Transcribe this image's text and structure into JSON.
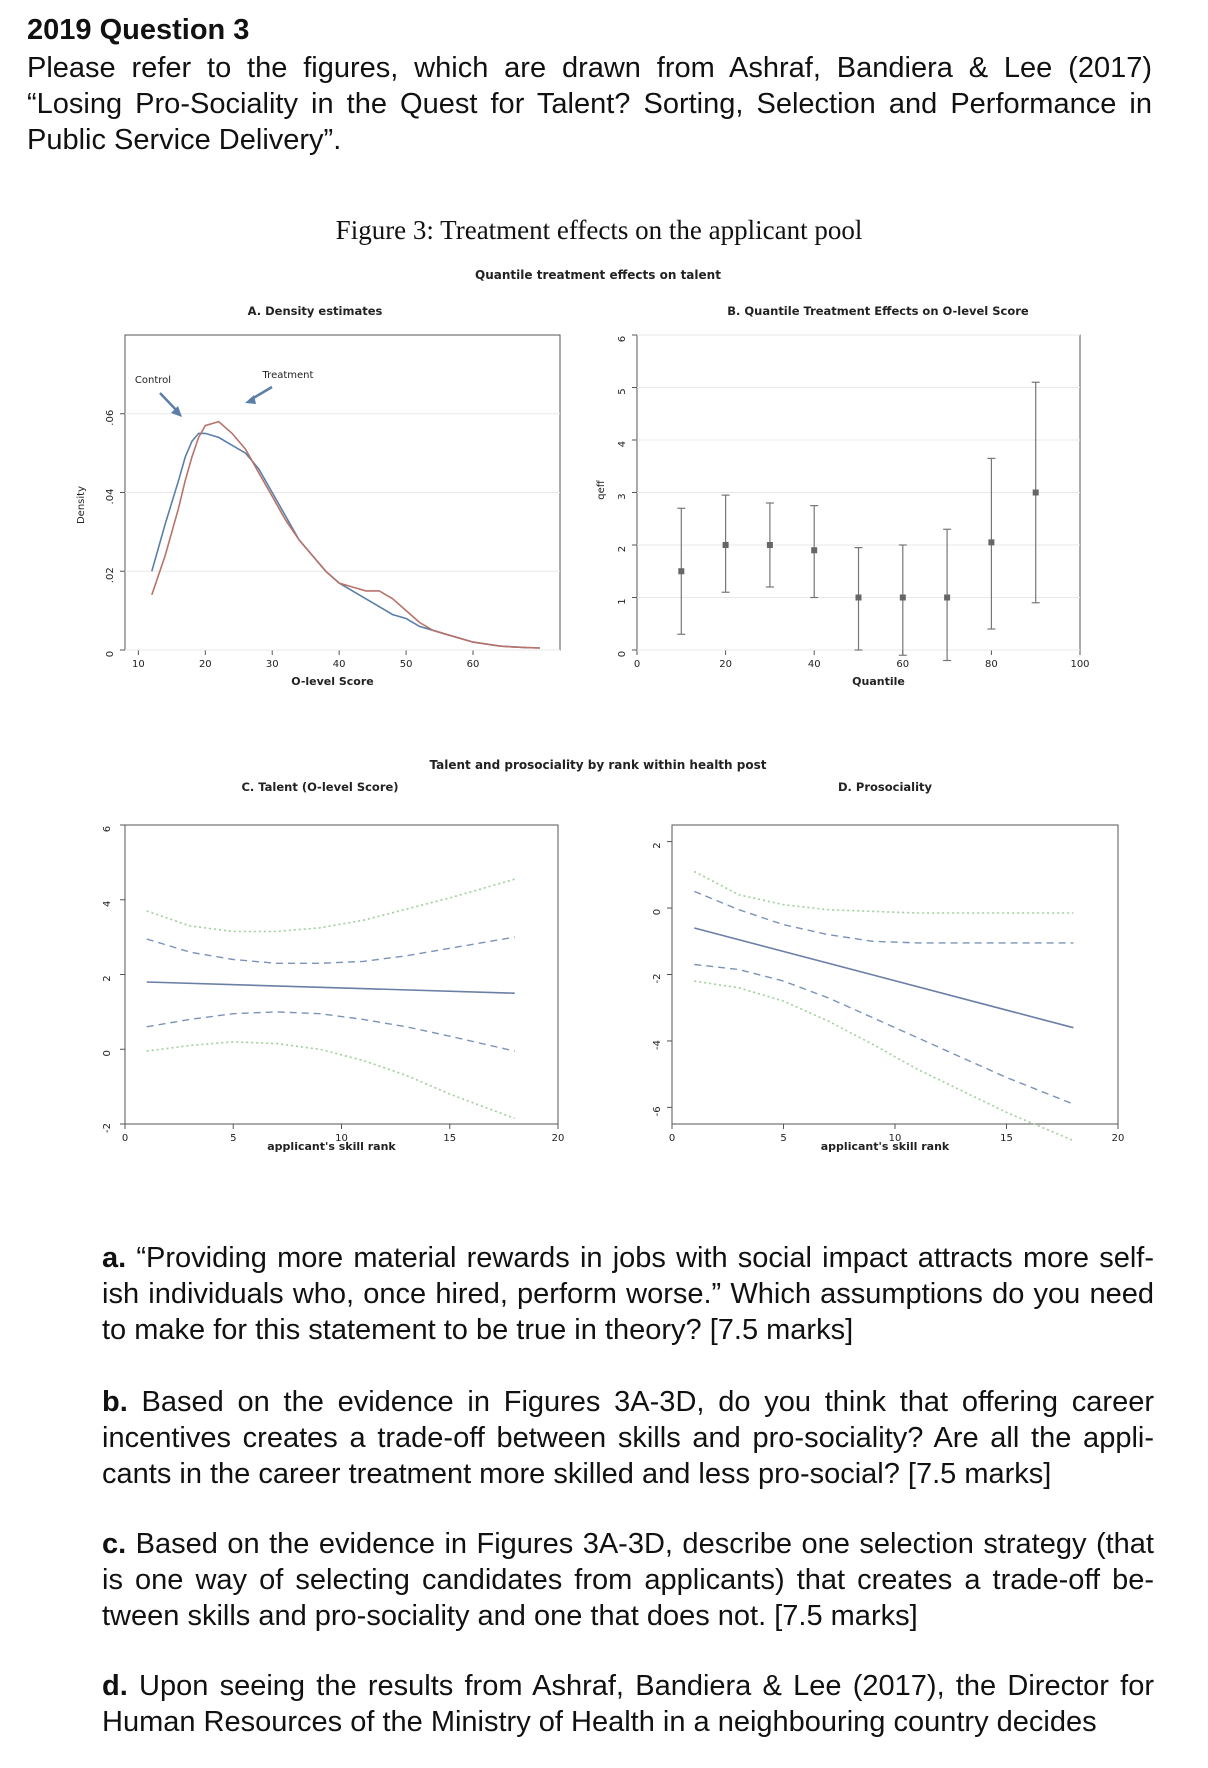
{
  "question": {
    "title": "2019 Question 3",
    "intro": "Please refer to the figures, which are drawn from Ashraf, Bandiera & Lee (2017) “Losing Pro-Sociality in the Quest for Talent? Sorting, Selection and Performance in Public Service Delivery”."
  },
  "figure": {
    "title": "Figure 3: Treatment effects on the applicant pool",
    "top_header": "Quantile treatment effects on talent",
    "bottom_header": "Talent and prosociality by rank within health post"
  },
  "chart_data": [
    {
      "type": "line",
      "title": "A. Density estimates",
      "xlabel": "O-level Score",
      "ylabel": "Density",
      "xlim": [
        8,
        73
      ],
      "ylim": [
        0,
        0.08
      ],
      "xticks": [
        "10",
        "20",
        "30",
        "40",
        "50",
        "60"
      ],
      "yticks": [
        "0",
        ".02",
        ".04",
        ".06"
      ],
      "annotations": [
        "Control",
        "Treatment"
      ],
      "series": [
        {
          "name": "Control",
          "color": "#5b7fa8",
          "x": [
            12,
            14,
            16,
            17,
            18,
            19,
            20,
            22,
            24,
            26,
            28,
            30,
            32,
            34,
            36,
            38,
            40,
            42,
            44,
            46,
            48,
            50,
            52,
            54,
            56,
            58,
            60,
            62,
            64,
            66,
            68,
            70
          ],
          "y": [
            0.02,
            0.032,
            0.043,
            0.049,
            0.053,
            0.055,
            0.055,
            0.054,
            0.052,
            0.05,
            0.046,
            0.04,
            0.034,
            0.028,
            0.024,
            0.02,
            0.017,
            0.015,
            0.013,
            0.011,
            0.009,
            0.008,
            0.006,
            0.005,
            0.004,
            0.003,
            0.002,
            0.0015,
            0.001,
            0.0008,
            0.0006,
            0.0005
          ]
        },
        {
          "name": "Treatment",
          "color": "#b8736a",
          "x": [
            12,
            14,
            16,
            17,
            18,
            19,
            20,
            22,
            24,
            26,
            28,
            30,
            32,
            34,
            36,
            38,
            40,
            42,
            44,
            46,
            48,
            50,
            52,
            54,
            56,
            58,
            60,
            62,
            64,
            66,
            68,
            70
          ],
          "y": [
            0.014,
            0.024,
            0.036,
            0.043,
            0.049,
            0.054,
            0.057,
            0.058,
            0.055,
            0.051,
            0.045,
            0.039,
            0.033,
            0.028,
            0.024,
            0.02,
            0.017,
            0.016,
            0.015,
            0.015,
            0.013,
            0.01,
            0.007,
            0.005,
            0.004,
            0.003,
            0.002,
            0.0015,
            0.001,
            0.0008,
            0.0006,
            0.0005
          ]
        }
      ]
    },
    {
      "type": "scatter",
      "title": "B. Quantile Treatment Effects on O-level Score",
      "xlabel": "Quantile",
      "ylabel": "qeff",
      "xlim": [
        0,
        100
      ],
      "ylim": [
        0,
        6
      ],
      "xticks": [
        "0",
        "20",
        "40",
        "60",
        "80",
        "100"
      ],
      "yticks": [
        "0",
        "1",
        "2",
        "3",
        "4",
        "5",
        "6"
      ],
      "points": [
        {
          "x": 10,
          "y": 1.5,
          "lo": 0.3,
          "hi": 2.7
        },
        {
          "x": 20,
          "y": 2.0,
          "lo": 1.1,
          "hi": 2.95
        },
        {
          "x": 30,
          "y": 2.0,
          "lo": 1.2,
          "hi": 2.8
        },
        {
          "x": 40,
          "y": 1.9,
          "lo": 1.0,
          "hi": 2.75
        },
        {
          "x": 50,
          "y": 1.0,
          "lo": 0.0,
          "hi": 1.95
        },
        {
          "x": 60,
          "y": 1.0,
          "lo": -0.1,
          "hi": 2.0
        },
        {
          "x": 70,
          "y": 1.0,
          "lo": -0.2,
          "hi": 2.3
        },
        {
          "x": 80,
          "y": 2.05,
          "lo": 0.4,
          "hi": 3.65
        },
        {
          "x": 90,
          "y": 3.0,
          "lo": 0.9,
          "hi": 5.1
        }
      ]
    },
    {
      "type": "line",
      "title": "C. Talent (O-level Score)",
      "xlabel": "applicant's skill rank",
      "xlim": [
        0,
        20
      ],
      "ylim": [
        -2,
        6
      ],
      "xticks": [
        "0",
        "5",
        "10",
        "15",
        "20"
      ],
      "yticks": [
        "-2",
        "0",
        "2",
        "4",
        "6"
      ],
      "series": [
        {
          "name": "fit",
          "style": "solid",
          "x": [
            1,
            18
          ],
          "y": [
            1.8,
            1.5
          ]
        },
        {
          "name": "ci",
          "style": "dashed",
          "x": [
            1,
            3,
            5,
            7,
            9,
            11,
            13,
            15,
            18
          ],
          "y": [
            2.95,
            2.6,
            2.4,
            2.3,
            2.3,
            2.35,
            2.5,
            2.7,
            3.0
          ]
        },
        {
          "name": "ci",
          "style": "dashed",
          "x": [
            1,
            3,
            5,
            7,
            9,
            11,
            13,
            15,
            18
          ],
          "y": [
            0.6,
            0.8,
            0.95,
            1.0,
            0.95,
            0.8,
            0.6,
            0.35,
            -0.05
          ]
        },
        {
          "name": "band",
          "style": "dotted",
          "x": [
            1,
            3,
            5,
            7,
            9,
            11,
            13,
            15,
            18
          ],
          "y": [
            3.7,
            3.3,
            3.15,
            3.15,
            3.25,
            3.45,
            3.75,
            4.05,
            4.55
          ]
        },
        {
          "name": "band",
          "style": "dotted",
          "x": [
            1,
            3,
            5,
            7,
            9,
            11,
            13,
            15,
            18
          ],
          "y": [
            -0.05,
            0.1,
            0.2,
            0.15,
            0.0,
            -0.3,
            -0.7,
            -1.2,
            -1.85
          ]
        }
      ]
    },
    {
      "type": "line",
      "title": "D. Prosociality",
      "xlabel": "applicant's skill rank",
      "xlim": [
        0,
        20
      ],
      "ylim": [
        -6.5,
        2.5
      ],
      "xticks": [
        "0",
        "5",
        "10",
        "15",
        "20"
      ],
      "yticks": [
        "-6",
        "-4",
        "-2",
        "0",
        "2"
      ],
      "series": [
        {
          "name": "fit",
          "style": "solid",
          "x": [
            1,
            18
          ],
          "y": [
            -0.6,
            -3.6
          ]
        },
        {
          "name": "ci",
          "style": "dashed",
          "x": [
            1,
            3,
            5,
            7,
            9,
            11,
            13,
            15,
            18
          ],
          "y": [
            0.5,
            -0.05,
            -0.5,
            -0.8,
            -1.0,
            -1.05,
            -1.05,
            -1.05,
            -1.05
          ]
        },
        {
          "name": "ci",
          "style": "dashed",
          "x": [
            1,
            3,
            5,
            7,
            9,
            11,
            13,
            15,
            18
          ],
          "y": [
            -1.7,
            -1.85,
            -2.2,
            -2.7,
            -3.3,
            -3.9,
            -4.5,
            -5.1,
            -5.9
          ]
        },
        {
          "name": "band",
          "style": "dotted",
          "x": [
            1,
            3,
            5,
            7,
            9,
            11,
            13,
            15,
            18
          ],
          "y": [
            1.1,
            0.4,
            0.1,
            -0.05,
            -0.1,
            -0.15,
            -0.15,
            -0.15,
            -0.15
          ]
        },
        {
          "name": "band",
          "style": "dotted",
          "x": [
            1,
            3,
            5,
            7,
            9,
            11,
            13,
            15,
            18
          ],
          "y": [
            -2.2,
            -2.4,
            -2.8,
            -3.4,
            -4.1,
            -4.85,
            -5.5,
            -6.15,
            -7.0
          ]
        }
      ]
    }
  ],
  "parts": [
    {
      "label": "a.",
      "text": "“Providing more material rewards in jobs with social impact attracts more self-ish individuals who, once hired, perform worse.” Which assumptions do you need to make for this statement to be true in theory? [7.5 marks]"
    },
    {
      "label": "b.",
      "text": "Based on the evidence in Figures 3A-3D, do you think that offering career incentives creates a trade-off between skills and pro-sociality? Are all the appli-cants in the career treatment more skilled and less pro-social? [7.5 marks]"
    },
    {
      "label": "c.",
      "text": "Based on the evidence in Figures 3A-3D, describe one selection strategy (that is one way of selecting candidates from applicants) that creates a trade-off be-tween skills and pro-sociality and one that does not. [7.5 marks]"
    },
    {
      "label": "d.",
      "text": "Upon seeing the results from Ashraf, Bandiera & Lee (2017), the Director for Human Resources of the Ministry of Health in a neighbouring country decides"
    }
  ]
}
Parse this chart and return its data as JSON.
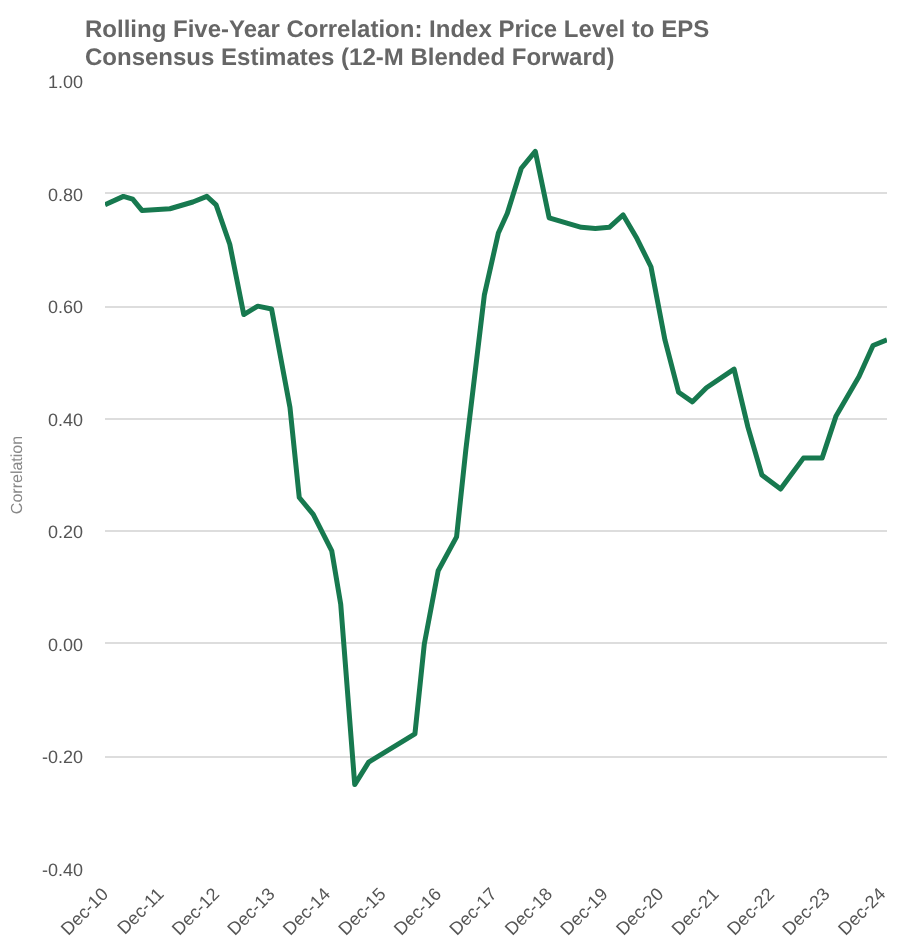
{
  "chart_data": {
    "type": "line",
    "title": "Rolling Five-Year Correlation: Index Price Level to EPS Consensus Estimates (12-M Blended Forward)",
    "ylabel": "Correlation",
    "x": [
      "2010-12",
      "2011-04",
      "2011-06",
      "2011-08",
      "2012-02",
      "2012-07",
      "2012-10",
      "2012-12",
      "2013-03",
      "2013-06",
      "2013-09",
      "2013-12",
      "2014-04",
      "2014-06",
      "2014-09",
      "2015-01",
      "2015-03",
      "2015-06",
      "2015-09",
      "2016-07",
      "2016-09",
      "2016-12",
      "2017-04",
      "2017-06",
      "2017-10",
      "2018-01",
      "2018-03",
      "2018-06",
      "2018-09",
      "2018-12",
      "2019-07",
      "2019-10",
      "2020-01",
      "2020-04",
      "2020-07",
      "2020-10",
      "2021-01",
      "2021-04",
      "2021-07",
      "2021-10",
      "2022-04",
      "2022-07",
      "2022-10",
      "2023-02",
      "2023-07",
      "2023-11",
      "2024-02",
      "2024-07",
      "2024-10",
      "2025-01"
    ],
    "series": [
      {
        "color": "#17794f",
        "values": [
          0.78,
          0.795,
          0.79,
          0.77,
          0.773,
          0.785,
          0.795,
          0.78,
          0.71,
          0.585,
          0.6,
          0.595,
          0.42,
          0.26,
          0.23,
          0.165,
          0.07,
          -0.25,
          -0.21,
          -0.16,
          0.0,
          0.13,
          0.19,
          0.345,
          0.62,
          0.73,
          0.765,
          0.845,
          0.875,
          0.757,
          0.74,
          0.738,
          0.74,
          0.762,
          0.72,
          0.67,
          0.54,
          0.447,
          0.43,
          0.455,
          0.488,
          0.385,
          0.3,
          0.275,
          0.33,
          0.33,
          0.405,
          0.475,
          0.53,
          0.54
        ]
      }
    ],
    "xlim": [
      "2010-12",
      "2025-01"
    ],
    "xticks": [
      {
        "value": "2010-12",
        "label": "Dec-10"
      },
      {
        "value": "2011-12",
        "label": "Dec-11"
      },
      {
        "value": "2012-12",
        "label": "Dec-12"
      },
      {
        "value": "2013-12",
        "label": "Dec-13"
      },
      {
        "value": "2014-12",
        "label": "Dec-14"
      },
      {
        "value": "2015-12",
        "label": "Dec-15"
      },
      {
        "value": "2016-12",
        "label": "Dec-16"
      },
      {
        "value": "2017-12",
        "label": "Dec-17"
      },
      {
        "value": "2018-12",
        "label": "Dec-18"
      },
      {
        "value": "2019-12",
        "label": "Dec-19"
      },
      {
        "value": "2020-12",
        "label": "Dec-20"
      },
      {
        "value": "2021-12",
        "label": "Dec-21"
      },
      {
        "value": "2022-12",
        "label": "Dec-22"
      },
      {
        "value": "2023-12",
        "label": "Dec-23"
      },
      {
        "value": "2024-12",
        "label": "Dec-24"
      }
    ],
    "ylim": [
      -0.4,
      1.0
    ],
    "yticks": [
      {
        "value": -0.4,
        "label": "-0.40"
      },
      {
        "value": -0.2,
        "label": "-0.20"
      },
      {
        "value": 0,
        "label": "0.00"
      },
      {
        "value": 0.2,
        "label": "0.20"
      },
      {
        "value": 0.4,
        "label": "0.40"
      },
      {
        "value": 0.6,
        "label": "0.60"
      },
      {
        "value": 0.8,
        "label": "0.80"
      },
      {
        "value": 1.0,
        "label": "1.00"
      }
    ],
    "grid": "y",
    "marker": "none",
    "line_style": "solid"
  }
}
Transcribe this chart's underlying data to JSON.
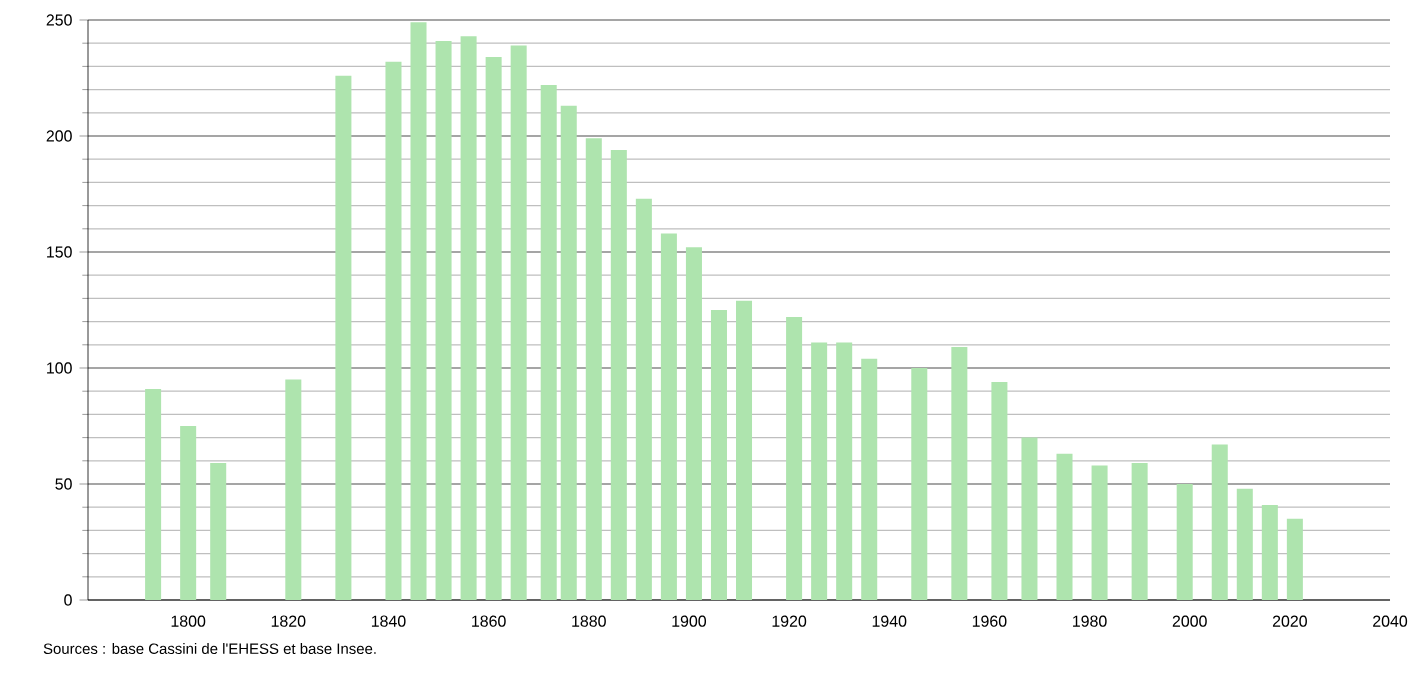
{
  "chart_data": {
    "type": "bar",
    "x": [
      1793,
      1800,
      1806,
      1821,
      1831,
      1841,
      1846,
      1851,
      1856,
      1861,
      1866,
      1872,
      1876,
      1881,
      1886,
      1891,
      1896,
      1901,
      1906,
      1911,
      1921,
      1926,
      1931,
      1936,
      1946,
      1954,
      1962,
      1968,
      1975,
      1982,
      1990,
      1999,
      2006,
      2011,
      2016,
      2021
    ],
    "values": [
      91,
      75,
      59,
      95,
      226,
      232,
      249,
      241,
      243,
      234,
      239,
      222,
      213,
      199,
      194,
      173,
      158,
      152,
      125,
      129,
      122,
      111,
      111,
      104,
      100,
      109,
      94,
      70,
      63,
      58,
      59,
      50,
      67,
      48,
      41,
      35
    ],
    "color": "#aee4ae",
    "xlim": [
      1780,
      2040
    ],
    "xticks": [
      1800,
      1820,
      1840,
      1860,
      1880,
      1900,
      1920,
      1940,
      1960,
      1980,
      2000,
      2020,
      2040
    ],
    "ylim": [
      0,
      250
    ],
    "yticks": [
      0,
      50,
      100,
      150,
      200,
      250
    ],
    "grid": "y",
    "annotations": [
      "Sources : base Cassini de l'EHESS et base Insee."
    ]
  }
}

WHAT THIS TASK INVOLVES:
Extract, word for word, every line from the one containing "Transcribe this chart's" to the end of the data above, both ends included, and leave out the pictures.

SOLUTION TO THIS PROBLEM:
Transcribe this chart's underlying data to JSON.
{
  "chart_data": {
    "type": "bar",
    "x": [
      1793,
      1800,
      1806,
      1821,
      1831,
      1841,
      1846,
      1851,
      1856,
      1861,
      1866,
      1872,
      1876,
      1881,
      1886,
      1891,
      1896,
      1901,
      1906,
      1911,
      1921,
      1926,
      1931,
      1936,
      1946,
      1954,
      1962,
      1968,
      1975,
      1982,
      1990,
      1999,
      2006,
      2011,
      2016,
      2021
    ],
    "values": [
      91,
      75,
      59,
      95,
      226,
      232,
      249,
      241,
      243,
      234,
      239,
      222,
      213,
      199,
      194,
      173,
      158,
      152,
      125,
      129,
      122,
      111,
      111,
      104,
      100,
      109,
      94,
      70,
      63,
      58,
      59,
      50,
      67,
      48,
      41,
      35
    ],
    "color": "#aee4ae",
    "xlim": [
      1780,
      2040
    ],
    "xticks": [
      1800,
      1820,
      1840,
      1860,
      1880,
      1900,
      1920,
      1940,
      1960,
      1980,
      2000,
      2020,
      2040
    ],
    "ylim": [
      0,
      250
    ],
    "yticks": [
      0,
      50,
      100,
      150,
      200,
      250
    ],
    "grid": "y",
    "annotations": [
      "Sources : base Cassini de l'EHESS et base Insee."
    ]
  }
}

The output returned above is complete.